▸ Exercise prompt: Write out every line of the material exactly as it appears.

[Start Entries provided]

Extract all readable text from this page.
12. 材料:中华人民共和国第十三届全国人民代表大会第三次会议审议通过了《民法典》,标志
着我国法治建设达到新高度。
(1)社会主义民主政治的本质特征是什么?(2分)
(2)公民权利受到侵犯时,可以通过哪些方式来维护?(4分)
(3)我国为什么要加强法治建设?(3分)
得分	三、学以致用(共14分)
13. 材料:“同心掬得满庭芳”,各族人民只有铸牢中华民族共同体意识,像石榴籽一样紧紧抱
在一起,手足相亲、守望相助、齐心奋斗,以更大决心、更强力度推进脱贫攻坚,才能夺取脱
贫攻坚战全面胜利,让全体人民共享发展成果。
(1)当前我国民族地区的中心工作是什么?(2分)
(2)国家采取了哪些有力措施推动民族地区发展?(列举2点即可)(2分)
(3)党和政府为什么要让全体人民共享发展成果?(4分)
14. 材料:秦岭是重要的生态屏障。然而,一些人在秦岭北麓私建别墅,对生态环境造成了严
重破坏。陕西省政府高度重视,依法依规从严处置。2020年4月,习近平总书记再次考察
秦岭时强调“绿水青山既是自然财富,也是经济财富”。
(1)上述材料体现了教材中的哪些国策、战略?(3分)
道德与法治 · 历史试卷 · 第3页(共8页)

[End Entries provided]

▸ Completed task:
Extract all readable text from this page.
12. 材料:中华人民共和国第十三届全国人民代表大会第三次会议审议通过了《民法典》,标志
着我国法治建设达到新高度。
(1)社会主义民主政治的本质特征是什么?(2分)
(2)公民权利受到侵犯时,可以通过哪些方式来维护?(4分)
(3)我国为什么要加强法治建设?(3分)
得分	三、学以致用(共14分)
13. 材料:“同心掬得满庭芳”,各族人民只有铸牢中华民族共同体意识,像石榴籽一样紧紧抱
在一起,手足相亲、守望相助、齐心奋斗,以更大决心、更强力度推进脱贫攻坚,才能夺取脱
贫攻坚战全面胜利,让全体人民共享发展成果。
(1)当前我国民族地区的中心工作是什么?(2分)
(2)国家采取了哪些有力措施推动民族地区发展?(列举2点即可)(2分)
(3)党和政府为什么要让全体人民共享发展成果?(4分)
14. 材料:秦岭是重要的生态屏障。然而,一些人在秦岭北麓私建别墅,对生态环境造成了严
重破坏。陕西省政府高度重视,依法依规从严处置。2020年4月,习近平总书记再次考察
秦岭时强调“绿水青山既是自然财富,也是经济财富”。
(1)上述材料体现了教材中的哪些国策、战略?(3分)
道德与法治 · 历史试卷 · 第3页(共8页)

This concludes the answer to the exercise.